#### DATA LISTING

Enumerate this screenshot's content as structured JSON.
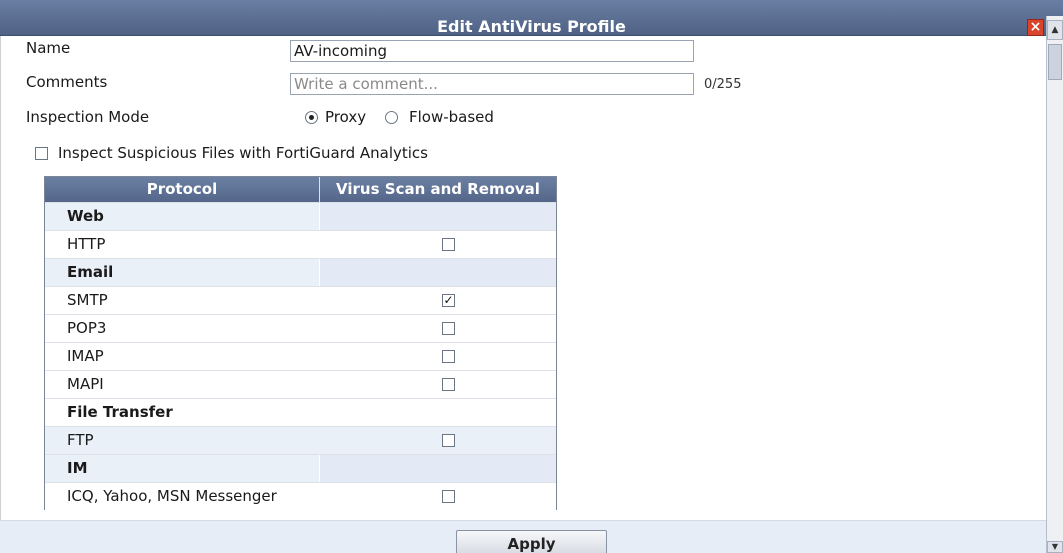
{
  "dialog": {
    "title": "Edit AntiVirus Profile",
    "close_symbol": "×"
  },
  "form": {
    "name_label": "Name",
    "name_value": "AV-incoming",
    "comments_label": "Comments",
    "comments_placeholder": "Write a comment...",
    "comments_counter": "0/255",
    "inspection_label": "Inspection Mode",
    "mode_options": [
      {
        "label": "Proxy",
        "selected": true
      },
      {
        "label": "Flow-based",
        "selected": false
      }
    ],
    "fortiguard_label": "Inspect Suspicious Files with FortiGuard Analytics",
    "fortiguard_checked": false
  },
  "table": {
    "headers": [
      "Protocol",
      "Virus Scan and Removal"
    ],
    "rows": [
      {
        "label": "Web",
        "type": "group"
      },
      {
        "label": "HTTP",
        "type": "item",
        "checked": false
      },
      {
        "label": "Email",
        "type": "group"
      },
      {
        "label": "SMTP",
        "type": "item",
        "checked": true
      },
      {
        "label": "POP3",
        "type": "item",
        "checked": false
      },
      {
        "label": "IMAP",
        "type": "item",
        "checked": false
      },
      {
        "label": "MAPI",
        "type": "item",
        "checked": false
      },
      {
        "label": "File Transfer",
        "type": "group"
      },
      {
        "label": "FTP",
        "type": "item",
        "checked": false
      },
      {
        "label": "IM",
        "type": "group"
      },
      {
        "label": "ICQ, Yahoo, MSN Messenger",
        "type": "item",
        "checked": false
      }
    ]
  },
  "footer": {
    "apply_label": "Apply"
  },
  "colors": {
    "titlebar": "#5a6d91",
    "group_row": "#eaf0f8",
    "close": "#d9442b"
  },
  "icons": [
    "close-icon",
    "scroll-up-arrow-icon",
    "scroll-down-arrow-icon",
    "checkmark-icon"
  ]
}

########

### TASK OBJECTIVE
Drop the images and repeat the data exactly.

### WRITTEN SOLUTION
Enumerate this screenshot's content as structured JSON.
{
  "dialog": {
    "title": "Edit AntiVirus Profile",
    "close_symbol": "×"
  },
  "form": {
    "name_label": "Name",
    "name_value": "AV-incoming",
    "comments_label": "Comments",
    "comments_placeholder": "Write a comment...",
    "comments_counter": "0/255",
    "inspection_label": "Inspection Mode",
    "mode_options": [
      {
        "label": "Proxy",
        "selected": true
      },
      {
        "label": "Flow-based",
        "selected": false
      }
    ],
    "fortiguard_label": "Inspect Suspicious Files with FortiGuard Analytics",
    "fortiguard_checked": false
  },
  "table": {
    "headers": [
      "Protocol",
      "Virus Scan and Removal"
    ],
    "rows": [
      {
        "label": "Web",
        "type": "group"
      },
      {
        "label": "HTTP",
        "type": "item",
        "checked": false
      },
      {
        "label": "Email",
        "type": "group"
      },
      {
        "label": "SMTP",
        "type": "item",
        "checked": true
      },
      {
        "label": "POP3",
        "type": "item",
        "checked": false
      },
      {
        "label": "IMAP",
        "type": "item",
        "checked": false
      },
      {
        "label": "MAPI",
        "type": "item",
        "checked": false
      },
      {
        "label": "File Transfer",
        "type": "group"
      },
      {
        "label": "FTP",
        "type": "item",
        "checked": false
      },
      {
        "label": "IM",
        "type": "group"
      },
      {
        "label": "ICQ, Yahoo, MSN Messenger",
        "type": "item",
        "checked": false
      }
    ]
  },
  "footer": {
    "apply_label": "Apply"
  },
  "colors": {
    "titlebar": "#5a6d91",
    "group_row": "#eaf0f8",
    "close": "#d9442b"
  },
  "icons": [
    "close-icon",
    "scroll-up-arrow-icon",
    "scroll-down-arrow-icon",
    "checkmark-icon"
  ]
}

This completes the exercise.